▸ **TASK REQUIREMENTS**:
Write out the records that appear below, verbatim and complete, but without pictures.
----------
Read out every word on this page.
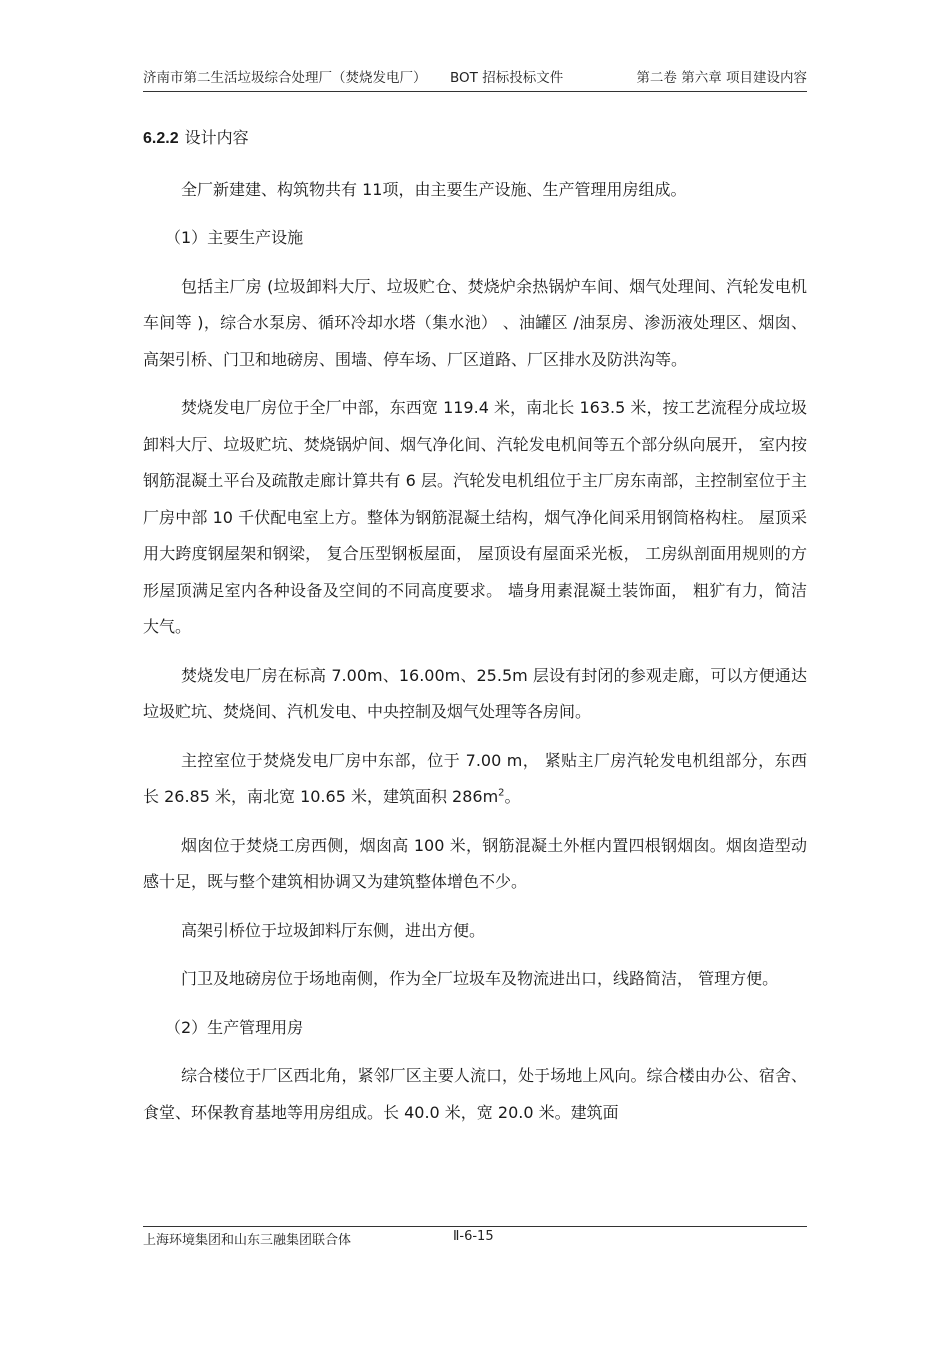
济南市第二生活垃圾综合处理厂（焚烧发电厂） BOT 招标投标文件	第二卷 第六章 项目建设内容

6.2.2 设计内容

全厂新建建、构筑物共有 11项，由主要生产设施、生产管理用房组成。

（1）主要生产设施

包括主厂房 (垃圾卸料大厅、垃圾贮仓、焚烧炉余热锅炉车间、烟气处理间、汽轮发电机车间等 )，综合水泵房、循环冷却水塔（集水池） 、油罐区 /油泵房、渗沥液处理区、烟囱、高架引桥、门卫和地磅房、围墙、停车场、厂区道路、厂区排水及防洪沟等。

焚烧发电厂房位于全厂中部，东西宽 119.4 米，南北长 163.5 米，按工艺流程分成垃圾卸料大厅、垃圾贮坑、焚烧锅炉间、烟气净化间、汽轮发电机间等五个部分纵向展开， 室内按钢筋混凝土平台及疏散走廊计算共有 6 层。汽轮发电机组位于主厂房东南部，主控制室位于主厂房中部 10 千伏配电室上方。整体为钢筋混凝土结构，烟气净化间采用钢筒格构柱。 屋顶采用大跨度钢屋架和钢梁， 复合压型钢板屋面， 屋顶设有屋面采光板， 工房纵剖面用规则的方形屋顶满足室内各种设备及空间的不同高度要求。 墙身用素混凝土装饰面， 粗犷有力，简洁大气。

焚烧发电厂房在标高 7.00m、16.00m、25.5m 层设有封闭的参观走廊，可以方便通达垃圾贮坑、焚烧间、汽机发电、中央控制及烟气处理等各房间。

主控室位于焚烧发电厂房中东部，位于 7.00 m， 紧贴主厂房汽轮发电机组部分，东西长 26.85 米，南北宽 10.65 米，建筑面积 $286m^2$。

烟囱位于焚烧工房西侧，烟囱高 100 米，钢筋混凝土外框内置四根钢烟囱。烟囱造型动感十足，既与整个建筑相协调又为建筑整体增色不少。

高架引桥位于垃圾卸料厅东侧，进出方便。

门卫及地磅房位于场地南侧，作为全厂垃圾车及物流进出口，线路简洁， 管理方便。

（2）生产管理用房

综合楼位于厂区西北角，紧邻厂区主要人流口，处于场地上风向。综合楼由办公、宿舍、食堂、环保教育基地等用房组成。长 40.0 米，宽 20.0 米。建筑面

上海环境集团和山东三融集团联合体	Ⅱ-6-15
----------
▸ **THE RESULT**:
Read out every word on this page.
济南市第二生活垃圾综合处理厂（焚烧发电厂） BOT 招标投标文件	第二卷 第六章 项目建设内容

6.2.2 设计内容

全厂新建建、构筑物共有 11项，由主要生产设施、生产管理用房组成。

（1）主要生产设施

包括主厂房 (垃圾卸料大厅、垃圾贮仓、焚烧炉余热锅炉车间、烟气处理间、汽轮发电机车间等 )，综合水泵房、循环冷却水塔（集水池） 、油罐区 /油泵房、渗沥液处理区、烟囱、高架引桥、门卫和地磅房、围墙、停车场、厂区道路、厂区排水及防洪沟等。

焚烧发电厂房位于全厂中部，东西宽 119.4 米，南北长 163.5 米，按工艺流程分成垃圾卸料大厅、垃圾贮坑、焚烧锅炉间、烟气净化间、汽轮发电机间等五个部分纵向展开， 室内按钢筋混凝土平台及疏散走廊计算共有 6 层。汽轮发电机组位于主厂房东南部，主控制室位于主厂房中部 10 千伏配电室上方。整体为钢筋混凝土结构，烟气净化间采用钢筒格构柱。 屋顶采用大跨度钢屋架和钢梁， 复合压型钢板屋面， 屋顶设有屋面采光板， 工房纵剖面用规则的方形屋顶满足室内各种设备及空间的不同高度要求。 墙身用素混凝土装饰面， 粗犷有力，简洁大气。

焚烧发电厂房在标高 7.00m、16.00m、25.5m 层设有封闭的参观走廊，可以方便通达垃圾贮坑、焚烧间、汽机发电、中央控制及烟气处理等各房间。

主控室位于焚烧发电厂房中东部，位于 7.00 m， 紧贴主厂房汽轮发电机组部分，东西长 26.85 米，南北宽 10.65 米，建筑面积 $286m^2$。

烟囱位于焚烧工房西侧，烟囱高 100 米，钢筋混凝土外框内置四根钢烟囱。烟囱造型动感十足，既与整个建筑相协调又为建筑整体增色不少。

高架引桥位于垃圾卸料厅东侧，进出方便。

门卫及地磅房位于场地南侧，作为全厂垃圾车及物流进出口，线路简洁， 管理方便。

（2）生产管理用房

综合楼位于厂区西北角，紧邻厂区主要人流口，处于场地上风向。综合楼由办公、宿舍、食堂、环保教育基地等用房组成。长 40.0 米，宽 20.0 米。建筑面

上海环境集团和山东三融集团联合体	Ⅱ-6-15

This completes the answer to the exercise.